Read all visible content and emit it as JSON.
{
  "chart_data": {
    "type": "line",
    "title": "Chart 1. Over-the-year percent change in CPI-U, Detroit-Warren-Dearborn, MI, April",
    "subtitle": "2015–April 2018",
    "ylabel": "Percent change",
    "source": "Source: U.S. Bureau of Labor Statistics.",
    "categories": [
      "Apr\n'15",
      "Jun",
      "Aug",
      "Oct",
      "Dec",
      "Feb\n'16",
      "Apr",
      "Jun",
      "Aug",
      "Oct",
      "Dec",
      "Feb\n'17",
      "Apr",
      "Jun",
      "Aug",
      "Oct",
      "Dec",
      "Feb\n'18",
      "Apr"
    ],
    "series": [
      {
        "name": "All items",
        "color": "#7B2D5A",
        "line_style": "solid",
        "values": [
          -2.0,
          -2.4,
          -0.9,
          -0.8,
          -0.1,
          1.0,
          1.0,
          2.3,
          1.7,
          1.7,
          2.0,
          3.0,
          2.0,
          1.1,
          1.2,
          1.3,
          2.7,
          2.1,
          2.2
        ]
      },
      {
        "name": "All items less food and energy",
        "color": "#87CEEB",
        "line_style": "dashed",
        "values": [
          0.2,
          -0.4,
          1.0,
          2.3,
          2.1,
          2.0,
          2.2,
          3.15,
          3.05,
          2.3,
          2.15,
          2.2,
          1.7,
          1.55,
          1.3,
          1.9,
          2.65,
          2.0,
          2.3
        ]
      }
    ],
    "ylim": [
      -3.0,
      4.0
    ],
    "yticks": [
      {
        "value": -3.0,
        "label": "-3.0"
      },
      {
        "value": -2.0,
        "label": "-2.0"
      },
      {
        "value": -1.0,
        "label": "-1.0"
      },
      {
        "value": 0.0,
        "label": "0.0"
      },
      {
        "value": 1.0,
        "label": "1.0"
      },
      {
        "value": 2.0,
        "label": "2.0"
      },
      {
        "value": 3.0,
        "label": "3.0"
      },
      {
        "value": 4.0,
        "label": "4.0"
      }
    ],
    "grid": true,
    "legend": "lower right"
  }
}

Required work: Please quote every record above exactly as it appears.

Answer to the exercise:
Read all visible content and emit it as JSON.
{
  "chart_data": {
    "type": "line",
    "title": "Chart 1. Over-the-year percent change in CPI-U, Detroit-Warren-Dearborn, MI, April",
    "subtitle": "2015–April 2018",
    "ylabel": "Percent change",
    "source": "Source: U.S. Bureau of Labor Statistics.",
    "categories": [
      "Apr\n'15",
      "Jun",
      "Aug",
      "Oct",
      "Dec",
      "Feb\n'16",
      "Apr",
      "Jun",
      "Aug",
      "Oct",
      "Dec",
      "Feb\n'17",
      "Apr",
      "Jun",
      "Aug",
      "Oct",
      "Dec",
      "Feb\n'18",
      "Apr"
    ],
    "series": [
      {
        "name": "All items",
        "color": "#7B2D5A",
        "line_style": "solid",
        "values": [
          -2.0,
          -2.4,
          -0.9,
          -0.8,
          -0.1,
          1.0,
          1.0,
          2.3,
          1.7,
          1.7,
          2.0,
          3.0,
          2.0,
          1.1,
          1.2,
          1.3,
          2.7,
          2.1,
          2.2
        ]
      },
      {
        "name": "All items less food and energy",
        "color": "#87CEEB",
        "line_style": "dashed",
        "values": [
          0.2,
          -0.4,
          1.0,
          2.3,
          2.1,
          2.0,
          2.2,
          3.15,
          3.05,
          2.3,
          2.15,
          2.2,
          1.7,
          1.55,
          1.3,
          1.9,
          2.65,
          2.0,
          2.3
        ]
      }
    ],
    "ylim": [
      -3.0,
      4.0
    ],
    "yticks": [
      {
        "value": -3.0,
        "label": "-3.0"
      },
      {
        "value": -2.0,
        "label": "-2.0"
      },
      {
        "value": -1.0,
        "label": "-1.0"
      },
      {
        "value": 0.0,
        "label": "0.0"
      },
      {
        "value": 1.0,
        "label": "1.0"
      },
      {
        "value": 2.0,
        "label": "2.0"
      },
      {
        "value": 3.0,
        "label": "3.0"
      },
      {
        "value": 4.0,
        "label": "4.0"
      }
    ],
    "grid": true,
    "legend": "lower right"
  }
}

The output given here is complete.